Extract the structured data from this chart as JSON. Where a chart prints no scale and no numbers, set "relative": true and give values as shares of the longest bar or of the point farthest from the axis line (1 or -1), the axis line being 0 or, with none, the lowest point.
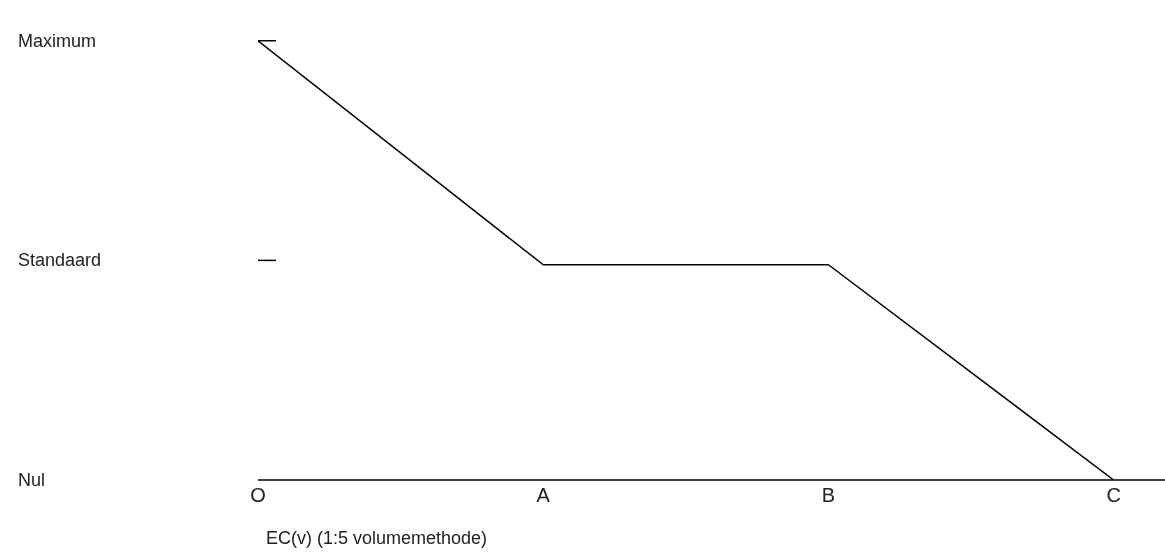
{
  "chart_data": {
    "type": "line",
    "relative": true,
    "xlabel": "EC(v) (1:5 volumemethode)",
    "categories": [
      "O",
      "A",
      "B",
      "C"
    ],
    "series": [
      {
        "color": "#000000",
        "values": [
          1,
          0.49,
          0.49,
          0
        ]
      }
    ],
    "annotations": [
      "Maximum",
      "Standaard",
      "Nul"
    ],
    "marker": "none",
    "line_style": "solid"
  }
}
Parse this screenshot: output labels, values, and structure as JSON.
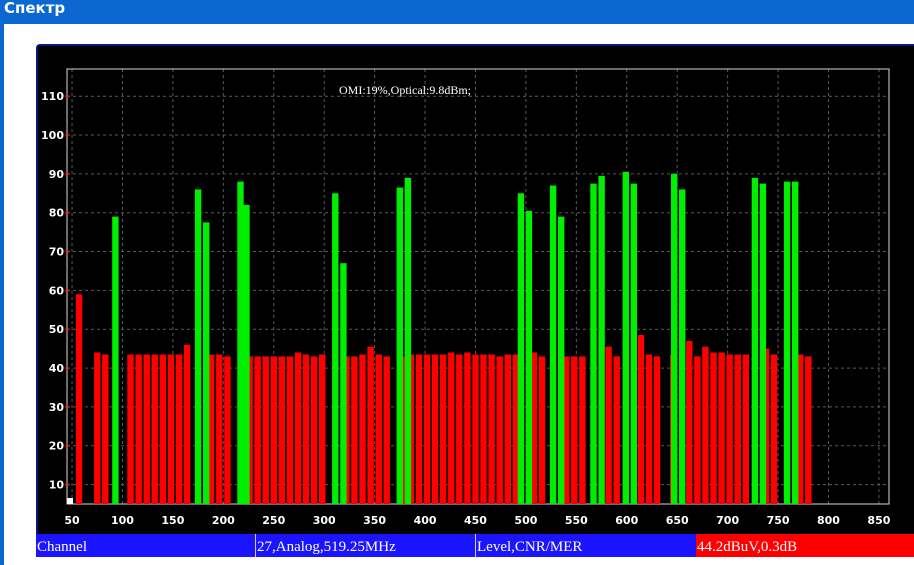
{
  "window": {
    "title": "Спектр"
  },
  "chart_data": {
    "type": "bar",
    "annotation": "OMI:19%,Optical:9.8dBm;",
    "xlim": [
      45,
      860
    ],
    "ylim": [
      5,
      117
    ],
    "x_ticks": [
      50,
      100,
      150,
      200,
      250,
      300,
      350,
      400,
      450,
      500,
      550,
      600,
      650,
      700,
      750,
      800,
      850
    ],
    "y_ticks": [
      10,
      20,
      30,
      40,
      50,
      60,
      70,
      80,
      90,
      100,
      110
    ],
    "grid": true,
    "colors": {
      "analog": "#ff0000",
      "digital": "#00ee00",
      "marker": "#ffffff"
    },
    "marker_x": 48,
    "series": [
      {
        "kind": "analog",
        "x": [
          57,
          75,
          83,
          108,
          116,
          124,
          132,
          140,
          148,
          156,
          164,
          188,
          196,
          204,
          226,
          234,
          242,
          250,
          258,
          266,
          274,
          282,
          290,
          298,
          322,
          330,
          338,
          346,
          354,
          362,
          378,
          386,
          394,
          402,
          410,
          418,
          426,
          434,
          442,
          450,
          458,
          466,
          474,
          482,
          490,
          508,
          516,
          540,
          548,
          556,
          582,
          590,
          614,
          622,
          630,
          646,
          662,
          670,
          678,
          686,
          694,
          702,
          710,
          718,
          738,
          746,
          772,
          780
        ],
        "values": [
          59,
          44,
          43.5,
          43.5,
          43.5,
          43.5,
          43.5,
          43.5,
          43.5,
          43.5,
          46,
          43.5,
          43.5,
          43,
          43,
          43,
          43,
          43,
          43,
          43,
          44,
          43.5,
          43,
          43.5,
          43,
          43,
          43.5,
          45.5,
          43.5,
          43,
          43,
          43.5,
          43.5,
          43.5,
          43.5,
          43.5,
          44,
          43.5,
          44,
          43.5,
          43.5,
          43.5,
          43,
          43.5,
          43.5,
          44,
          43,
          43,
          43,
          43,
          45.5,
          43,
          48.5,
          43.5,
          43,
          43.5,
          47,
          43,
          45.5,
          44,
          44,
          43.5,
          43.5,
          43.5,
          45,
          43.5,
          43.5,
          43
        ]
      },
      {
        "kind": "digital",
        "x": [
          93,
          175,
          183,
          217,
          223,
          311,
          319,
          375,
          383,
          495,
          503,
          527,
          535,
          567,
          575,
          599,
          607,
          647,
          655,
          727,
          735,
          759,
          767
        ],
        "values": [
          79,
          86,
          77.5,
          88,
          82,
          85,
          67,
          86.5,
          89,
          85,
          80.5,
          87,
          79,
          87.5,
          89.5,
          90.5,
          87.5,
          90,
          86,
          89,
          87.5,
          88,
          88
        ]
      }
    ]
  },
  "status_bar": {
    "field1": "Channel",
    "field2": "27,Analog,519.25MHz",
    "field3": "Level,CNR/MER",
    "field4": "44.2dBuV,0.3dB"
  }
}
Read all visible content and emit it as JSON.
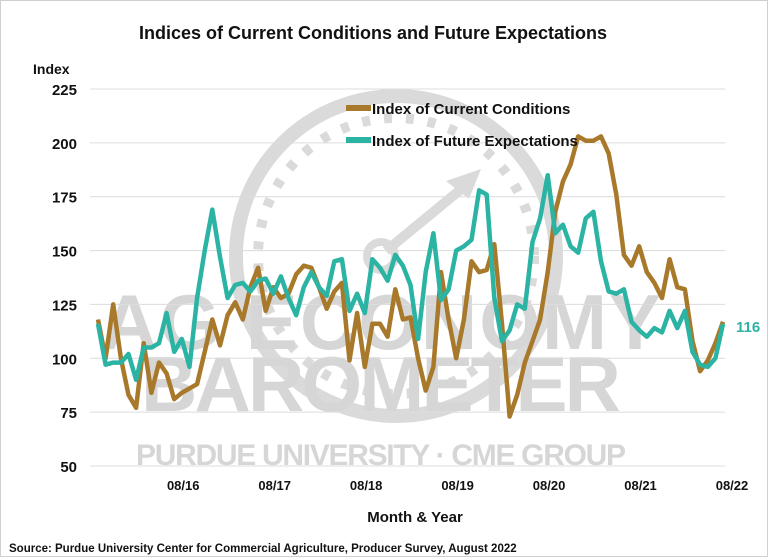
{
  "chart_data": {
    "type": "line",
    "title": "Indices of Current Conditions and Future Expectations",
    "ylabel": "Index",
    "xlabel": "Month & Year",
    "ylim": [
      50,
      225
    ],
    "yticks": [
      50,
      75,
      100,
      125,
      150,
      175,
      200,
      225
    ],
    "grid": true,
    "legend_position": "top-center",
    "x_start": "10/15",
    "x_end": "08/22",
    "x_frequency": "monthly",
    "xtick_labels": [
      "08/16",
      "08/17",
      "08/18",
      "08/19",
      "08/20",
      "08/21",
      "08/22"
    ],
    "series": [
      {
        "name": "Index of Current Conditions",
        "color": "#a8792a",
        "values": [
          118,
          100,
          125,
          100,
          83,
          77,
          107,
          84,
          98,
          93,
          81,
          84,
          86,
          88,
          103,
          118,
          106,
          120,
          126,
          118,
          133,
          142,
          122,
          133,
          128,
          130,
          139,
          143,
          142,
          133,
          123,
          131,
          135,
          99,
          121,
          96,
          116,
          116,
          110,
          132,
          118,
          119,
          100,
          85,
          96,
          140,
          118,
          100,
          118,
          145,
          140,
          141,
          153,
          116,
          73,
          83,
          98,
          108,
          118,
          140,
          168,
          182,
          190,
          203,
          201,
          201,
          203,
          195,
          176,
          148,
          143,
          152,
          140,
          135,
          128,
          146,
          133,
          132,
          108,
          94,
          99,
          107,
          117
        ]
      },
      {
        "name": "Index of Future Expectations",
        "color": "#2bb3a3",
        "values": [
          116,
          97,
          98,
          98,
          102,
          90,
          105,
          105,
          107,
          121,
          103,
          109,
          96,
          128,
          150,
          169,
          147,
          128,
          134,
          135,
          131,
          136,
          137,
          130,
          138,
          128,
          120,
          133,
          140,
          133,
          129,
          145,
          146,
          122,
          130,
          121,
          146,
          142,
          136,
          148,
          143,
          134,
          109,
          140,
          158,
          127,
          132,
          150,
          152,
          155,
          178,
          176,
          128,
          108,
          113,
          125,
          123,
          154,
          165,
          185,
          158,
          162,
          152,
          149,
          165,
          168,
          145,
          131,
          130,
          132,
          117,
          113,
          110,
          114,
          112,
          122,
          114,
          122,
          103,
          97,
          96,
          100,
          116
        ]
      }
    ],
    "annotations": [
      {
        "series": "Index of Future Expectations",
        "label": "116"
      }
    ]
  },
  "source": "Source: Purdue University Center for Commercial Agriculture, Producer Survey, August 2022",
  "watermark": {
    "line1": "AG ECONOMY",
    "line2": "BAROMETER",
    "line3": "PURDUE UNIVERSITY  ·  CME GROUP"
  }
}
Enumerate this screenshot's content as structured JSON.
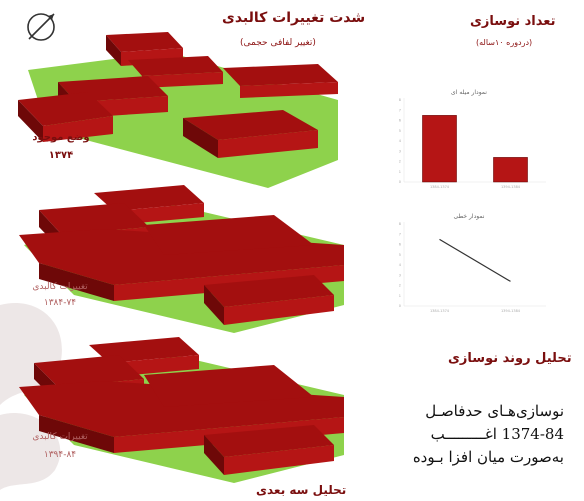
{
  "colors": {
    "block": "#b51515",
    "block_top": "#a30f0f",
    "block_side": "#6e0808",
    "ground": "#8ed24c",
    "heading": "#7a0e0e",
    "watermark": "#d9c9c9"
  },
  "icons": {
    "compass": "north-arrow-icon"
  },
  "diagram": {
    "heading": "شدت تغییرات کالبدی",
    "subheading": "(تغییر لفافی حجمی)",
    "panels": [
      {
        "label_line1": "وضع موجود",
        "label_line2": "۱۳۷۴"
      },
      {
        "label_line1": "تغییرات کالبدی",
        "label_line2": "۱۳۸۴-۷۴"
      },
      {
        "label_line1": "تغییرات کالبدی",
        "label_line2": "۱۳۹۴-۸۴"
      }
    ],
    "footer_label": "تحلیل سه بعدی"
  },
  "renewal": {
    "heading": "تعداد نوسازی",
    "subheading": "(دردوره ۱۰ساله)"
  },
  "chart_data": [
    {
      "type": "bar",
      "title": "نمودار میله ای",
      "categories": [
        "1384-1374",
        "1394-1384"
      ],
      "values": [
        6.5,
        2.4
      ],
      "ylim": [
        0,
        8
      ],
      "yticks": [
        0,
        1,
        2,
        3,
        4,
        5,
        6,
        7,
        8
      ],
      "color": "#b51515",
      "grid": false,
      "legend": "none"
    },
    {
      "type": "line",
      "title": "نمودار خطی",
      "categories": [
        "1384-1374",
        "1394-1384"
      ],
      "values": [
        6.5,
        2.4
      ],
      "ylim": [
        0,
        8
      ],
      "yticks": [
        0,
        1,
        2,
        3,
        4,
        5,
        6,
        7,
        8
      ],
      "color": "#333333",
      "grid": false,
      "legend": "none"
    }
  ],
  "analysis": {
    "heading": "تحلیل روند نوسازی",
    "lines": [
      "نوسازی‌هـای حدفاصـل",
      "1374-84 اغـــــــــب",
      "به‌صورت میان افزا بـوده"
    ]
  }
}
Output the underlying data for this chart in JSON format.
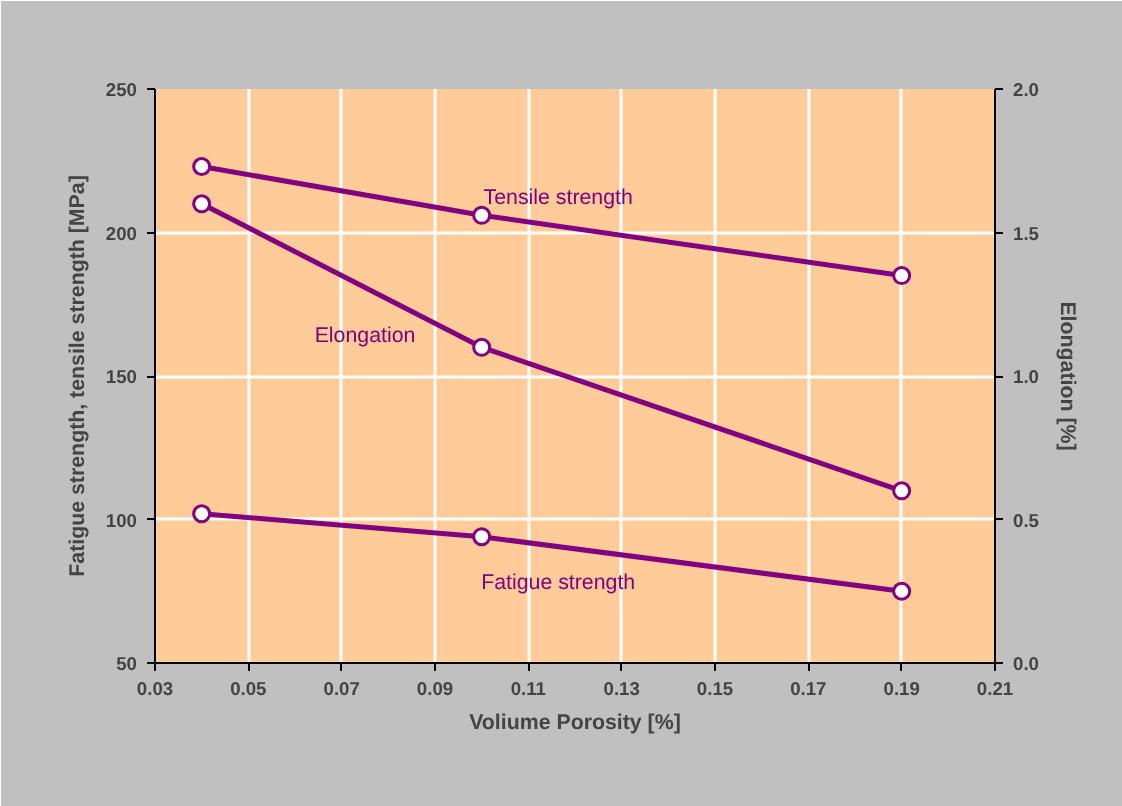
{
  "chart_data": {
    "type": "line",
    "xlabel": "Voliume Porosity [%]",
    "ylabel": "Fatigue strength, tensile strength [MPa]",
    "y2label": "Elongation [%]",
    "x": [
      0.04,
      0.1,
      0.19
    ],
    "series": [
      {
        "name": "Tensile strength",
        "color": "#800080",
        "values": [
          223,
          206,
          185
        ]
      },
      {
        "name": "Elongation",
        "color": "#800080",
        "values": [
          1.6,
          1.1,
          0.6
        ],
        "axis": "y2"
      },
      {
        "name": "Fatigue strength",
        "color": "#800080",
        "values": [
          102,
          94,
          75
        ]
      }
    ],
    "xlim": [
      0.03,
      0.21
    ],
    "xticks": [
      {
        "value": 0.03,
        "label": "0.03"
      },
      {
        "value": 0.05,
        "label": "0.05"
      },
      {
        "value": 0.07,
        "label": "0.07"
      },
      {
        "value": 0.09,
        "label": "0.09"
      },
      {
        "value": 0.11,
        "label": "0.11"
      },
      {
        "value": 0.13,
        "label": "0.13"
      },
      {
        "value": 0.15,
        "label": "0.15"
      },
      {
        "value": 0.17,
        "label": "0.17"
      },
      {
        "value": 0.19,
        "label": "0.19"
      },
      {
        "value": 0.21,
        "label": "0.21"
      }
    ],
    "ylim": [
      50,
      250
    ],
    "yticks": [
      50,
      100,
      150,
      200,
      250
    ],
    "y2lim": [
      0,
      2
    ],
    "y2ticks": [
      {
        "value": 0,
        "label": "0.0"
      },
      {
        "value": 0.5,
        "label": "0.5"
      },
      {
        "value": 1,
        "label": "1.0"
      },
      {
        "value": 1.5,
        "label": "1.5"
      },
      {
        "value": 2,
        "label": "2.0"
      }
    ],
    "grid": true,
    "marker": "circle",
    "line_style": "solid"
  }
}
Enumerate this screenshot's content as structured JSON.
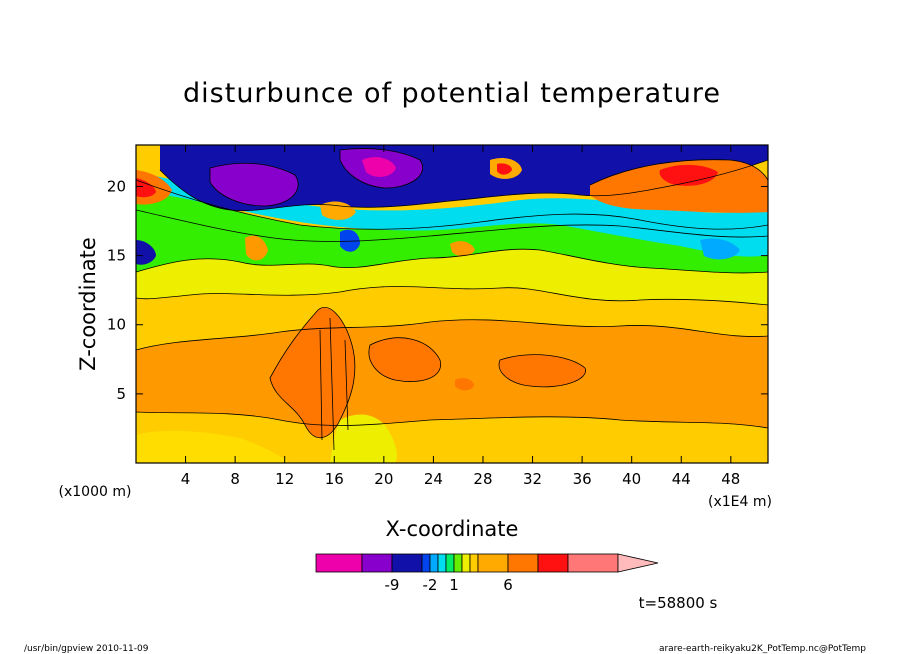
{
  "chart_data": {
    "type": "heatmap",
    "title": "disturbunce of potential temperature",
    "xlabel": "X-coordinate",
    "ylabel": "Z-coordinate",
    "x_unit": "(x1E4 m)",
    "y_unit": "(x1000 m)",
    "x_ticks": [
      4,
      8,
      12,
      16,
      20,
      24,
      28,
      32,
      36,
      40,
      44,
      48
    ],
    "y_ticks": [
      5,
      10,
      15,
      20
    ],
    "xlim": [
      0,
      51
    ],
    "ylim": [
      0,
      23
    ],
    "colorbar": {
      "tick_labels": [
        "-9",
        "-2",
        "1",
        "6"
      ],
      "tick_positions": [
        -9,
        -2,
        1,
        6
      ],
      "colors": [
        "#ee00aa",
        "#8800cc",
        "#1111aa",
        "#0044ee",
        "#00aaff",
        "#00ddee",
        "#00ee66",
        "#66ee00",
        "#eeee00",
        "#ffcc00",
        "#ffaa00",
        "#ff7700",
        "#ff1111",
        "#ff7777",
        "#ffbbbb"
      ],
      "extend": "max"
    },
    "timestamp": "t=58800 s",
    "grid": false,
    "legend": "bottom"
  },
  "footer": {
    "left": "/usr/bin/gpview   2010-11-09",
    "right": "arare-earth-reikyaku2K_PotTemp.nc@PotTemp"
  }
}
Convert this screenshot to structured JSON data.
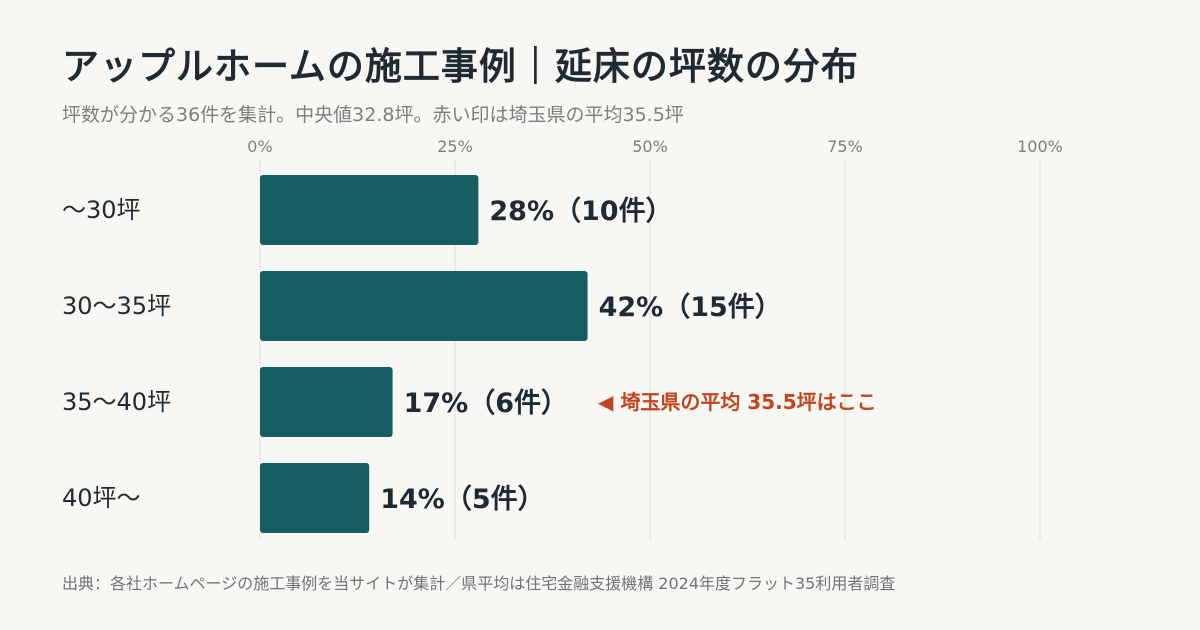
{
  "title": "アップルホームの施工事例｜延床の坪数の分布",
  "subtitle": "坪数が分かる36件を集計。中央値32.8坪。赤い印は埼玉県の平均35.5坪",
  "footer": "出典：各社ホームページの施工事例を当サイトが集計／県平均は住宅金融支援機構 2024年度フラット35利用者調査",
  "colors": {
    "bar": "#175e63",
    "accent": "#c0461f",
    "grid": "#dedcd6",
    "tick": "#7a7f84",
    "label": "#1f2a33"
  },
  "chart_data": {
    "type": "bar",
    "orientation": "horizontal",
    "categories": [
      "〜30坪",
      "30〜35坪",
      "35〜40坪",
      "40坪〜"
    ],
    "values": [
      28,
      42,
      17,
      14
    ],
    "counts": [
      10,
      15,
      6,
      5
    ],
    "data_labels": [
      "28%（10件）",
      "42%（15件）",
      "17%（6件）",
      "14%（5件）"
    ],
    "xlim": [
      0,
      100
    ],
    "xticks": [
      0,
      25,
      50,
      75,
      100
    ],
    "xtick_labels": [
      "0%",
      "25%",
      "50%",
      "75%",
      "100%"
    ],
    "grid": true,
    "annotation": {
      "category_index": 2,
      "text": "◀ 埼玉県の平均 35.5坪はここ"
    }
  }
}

* Written task: Leaving out every picture, extract verbatim the lines from the one containing "Convert this screenshot" through the last line of the listing, inclusive.

* Result of this exercise:
Convert this screenshot to structured JSON data.
{
  "title": "アップルホームの施工事例｜延床の坪数の分布",
  "subtitle": "坪数が分かる36件を集計。中央値32.8坪。赤い印は埼玉県の平均35.5坪",
  "footer": "出典：各社ホームページの施工事例を当サイトが集計／県平均は住宅金融支援機構 2024年度フラット35利用者調査",
  "colors": {
    "bar": "#175e63",
    "accent": "#c0461f",
    "grid": "#dedcd6",
    "tick": "#7a7f84",
    "label": "#1f2a33"
  },
  "chart_data": {
    "type": "bar",
    "orientation": "horizontal",
    "categories": [
      "〜30坪",
      "30〜35坪",
      "35〜40坪",
      "40坪〜"
    ],
    "values": [
      28,
      42,
      17,
      14
    ],
    "counts": [
      10,
      15,
      6,
      5
    ],
    "data_labels": [
      "28%（10件）",
      "42%（15件）",
      "17%（6件）",
      "14%（5件）"
    ],
    "xlim": [
      0,
      100
    ],
    "xticks": [
      0,
      25,
      50,
      75,
      100
    ],
    "xtick_labels": [
      "0%",
      "25%",
      "50%",
      "75%",
      "100%"
    ],
    "grid": true,
    "annotation": {
      "category_index": 2,
      "text": "◀ 埼玉県の平均 35.5坪はここ"
    }
  }
}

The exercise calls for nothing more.